Rewrite the lines of every entry below as a single numbered list, leaving out blank lines and any pictures.

BEGIN Given information

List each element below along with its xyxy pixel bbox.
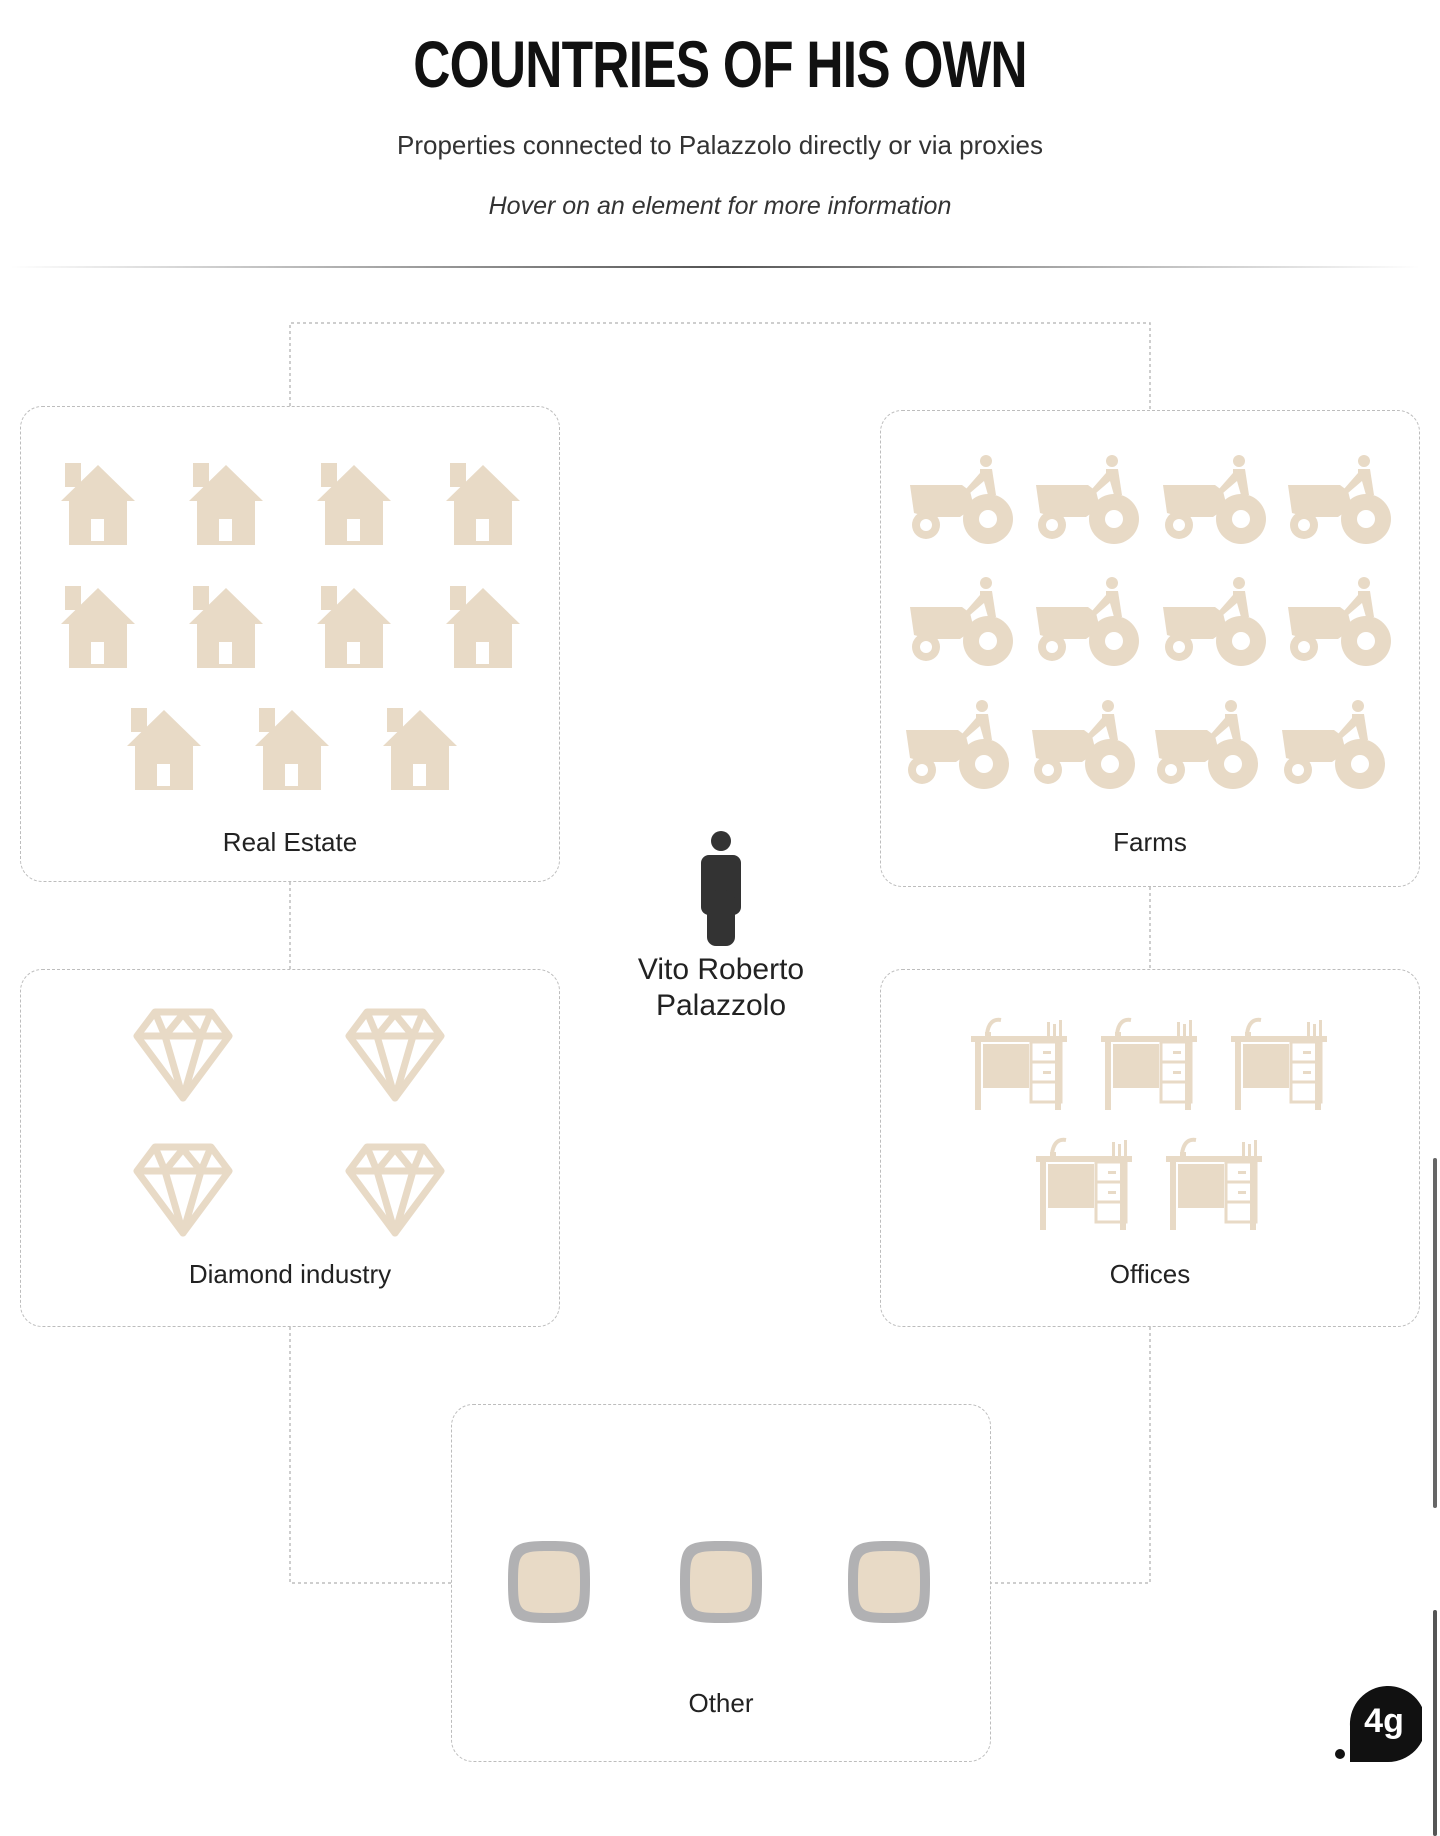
group-label-farms: Farms	[1113, 827, 1187, 857]
group-real-estate: Real Estate	[20, 406, 560, 882]
group-label-diamond-industry: Diamond industry	[188, 1259, 392, 1289]
tractor-icon[interactable]	[903, 573, 1015, 669]
tractor-icon[interactable]	[1281, 451, 1393, 547]
scrollbar-thumb-secondary[interactable]	[1433, 1610, 1437, 1836]
other-item-icon[interactable]	[676, 1537, 766, 1627]
house-icon[interactable]	[309, 578, 399, 668]
tractor-icon[interactable]	[1029, 451, 1141, 547]
tractor-icon[interactable]	[899, 696, 1011, 792]
tractor-icon[interactable]	[1025, 696, 1137, 792]
group-offices: Offices	[880, 969, 1420, 1327]
group-other: Other	[451, 1404, 991, 1762]
house-icon[interactable]	[119, 700, 209, 790]
tractor-icon[interactable]	[1029, 573, 1141, 669]
group-label-other: Other	[688, 1688, 754, 1718]
desk-icon[interactable]	[969, 1014, 1069, 1110]
house-icon[interactable]	[438, 578, 528, 668]
tractor-icon[interactable]	[1275, 696, 1387, 792]
tractor-icon[interactable]	[1281, 573, 1393, 669]
diamond-icon[interactable]	[133, 1006, 233, 1102]
group-farms: Farms	[880, 410, 1420, 887]
diamond-icon[interactable]	[345, 1141, 445, 1237]
house-icon[interactable]	[181, 455, 271, 545]
hover-hint: Hover on an element for more information	[488, 192, 952, 220]
person-name-line1: Vito Roberto	[637, 953, 805, 986]
house-icon[interactable]	[247, 700, 337, 790]
house-icon[interactable]	[375, 700, 465, 790]
logo-text: 4g	[1364, 1702, 1404, 1740]
house-icon[interactable]	[53, 578, 143, 668]
tractor-icon[interactable]	[1156, 573, 1268, 669]
page-title: COUNTRIES OF HIS OWN	[413, 27, 1027, 101]
house-icon[interactable]	[438, 455, 528, 545]
other-item-icon[interactable]	[844, 1537, 934, 1627]
desk-icon[interactable]	[1229, 1014, 1329, 1110]
tractor-icon[interactable]	[1156, 451, 1268, 547]
other-item-icon[interactable]	[504, 1537, 594, 1627]
house-icon[interactable]	[53, 455, 143, 545]
desk-icon[interactable]	[1164, 1134, 1264, 1230]
logo-4g-icon: 4g	[1332, 1686, 1426, 1764]
tractor-icon[interactable]	[903, 451, 1015, 547]
scrollbar-thumb[interactable]	[1433, 1158, 1437, 1508]
person-name-line2: Palazzolo	[655, 989, 787, 1022]
diamond-icon[interactable]	[345, 1006, 445, 1102]
header-divider	[10, 266, 1420, 268]
desk-icon[interactable]	[1034, 1134, 1134, 1230]
house-icon[interactable]	[181, 578, 271, 668]
page-subtitle: Properties connected to Palazzolo direct…	[397, 130, 1043, 160]
desk-icon[interactable]	[1099, 1014, 1199, 1110]
house-icon[interactable]	[309, 455, 399, 545]
group-label-offices: Offices	[1109, 1259, 1191, 1289]
person-name: Vito Roberto Palazzolo	[600, 952, 842, 1024]
group-label-real-estate: Real Estate	[222, 827, 358, 857]
group-diamond-industry: Diamond industry	[20, 969, 560, 1327]
diamond-icon[interactable]	[133, 1141, 233, 1237]
tractor-icon[interactable]	[1148, 696, 1260, 792]
person-icon[interactable]	[700, 830, 742, 946]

END Given information

**Full output:**
1. List each element below along with its xyxy pixel bbox.
2. group-label-farms: Farms	[1113, 827, 1187, 857]
3. group-real-estate: Real Estate	[20, 406, 560, 882]
4. group-label-diamond-industry: Diamond industry	[188, 1259, 392, 1289]
5. tractor-icon[interactable]	[903, 573, 1015, 669]
6. tractor-icon[interactable]	[1281, 451, 1393, 547]
7. scrollbar-thumb-secondary[interactable]	[1433, 1610, 1437, 1836]
8. other-item-icon[interactable]	[676, 1537, 766, 1627]
9. house-icon[interactable]	[309, 578, 399, 668]
10. tractor-icon[interactable]	[1029, 451, 1141, 547]
11. tractor-icon[interactable]	[899, 696, 1011, 792]
12. tractor-icon[interactable]	[1025, 696, 1137, 792]
13. group-offices: Offices	[880, 969, 1420, 1327]
14. group-other: Other	[451, 1404, 991, 1762]
15. house-icon[interactable]	[119, 700, 209, 790]
16. tractor-icon[interactable]	[1029, 573, 1141, 669]
17. group-label-other: Other	[688, 1688, 754, 1718]
18. desk-icon[interactable]	[969, 1014, 1069, 1110]
19. house-icon[interactable]	[438, 578, 528, 668]
20. tractor-icon[interactable]	[1275, 696, 1387, 792]
21. tractor-icon[interactable]	[1281, 573, 1393, 669]
22. diamond-icon[interactable]	[133, 1006, 233, 1102]
23. group-farms: Farms	[880, 410, 1420, 887]
24. diamond-icon[interactable]	[345, 1141, 445, 1237]
25. house-icon[interactable]	[181, 455, 271, 545]
26. hover-hint: Hover on an element for more information	[488, 192, 952, 220]
27. person-name-line1: Vito Roberto	[637, 953, 805, 986]
28. house-icon[interactable]	[247, 700, 337, 790]
29. house-icon[interactable]	[375, 700, 465, 790]
30. logo-text: 4g	[1364, 1702, 1404, 1740]
31. house-icon[interactable]	[53, 578, 143, 668]
32. tractor-icon[interactable]	[1156, 573, 1268, 669]
33. page-title: COUNTRIES OF HIS OWN	[413, 27, 1027, 101]
34. house-icon[interactable]	[438, 455, 528, 545]
35. other-item-icon[interactable]	[844, 1537, 934, 1627]
36. desk-icon[interactable]	[1229, 1014, 1329, 1110]
37. tractor-icon[interactable]	[1156, 451, 1268, 547]
38. other-item-icon[interactable]	[504, 1537, 594, 1627]
39. house-icon[interactable]	[53, 455, 143, 545]
40. desk-icon[interactable]	[1164, 1134, 1264, 1230]
41. logo-4g-icon: 4g	[1332, 1686, 1426, 1764]
42. tractor-icon[interactable]	[903, 451, 1015, 547]
43. scrollbar-thumb[interactable]	[1433, 1158, 1437, 1508]
44. person-name-line2: Palazzolo	[655, 989, 787, 1022]
45. diamond-icon[interactable]	[345, 1006, 445, 1102]
46. header-divider	[10, 266, 1420, 268]
47. desk-icon[interactable]	[1034, 1134, 1134, 1230]
48. house-icon[interactable]	[181, 578, 271, 668]
49. page-subtitle: Properties connected to Palazzolo direct…	[397, 130, 1043, 160]
50. desk-icon[interactable]	[1099, 1014, 1199, 1110]
51. house-icon[interactable]	[309, 455, 399, 545]
52. group-label-offices: Offices	[1109, 1259, 1191, 1289]
53. person-name: Vito Roberto Palazzolo	[600, 952, 842, 1024]
54. group-label-real-estate: Real Estate	[222, 827, 358, 857]
55. group-diamond-industry: Diamond industry	[20, 969, 560, 1327]
56. diamond-icon[interactable]	[133, 1141, 233, 1237]
57. tractor-icon[interactable]	[1148, 696, 1260, 792]
58. person-icon[interactable]	[700, 830, 742, 946]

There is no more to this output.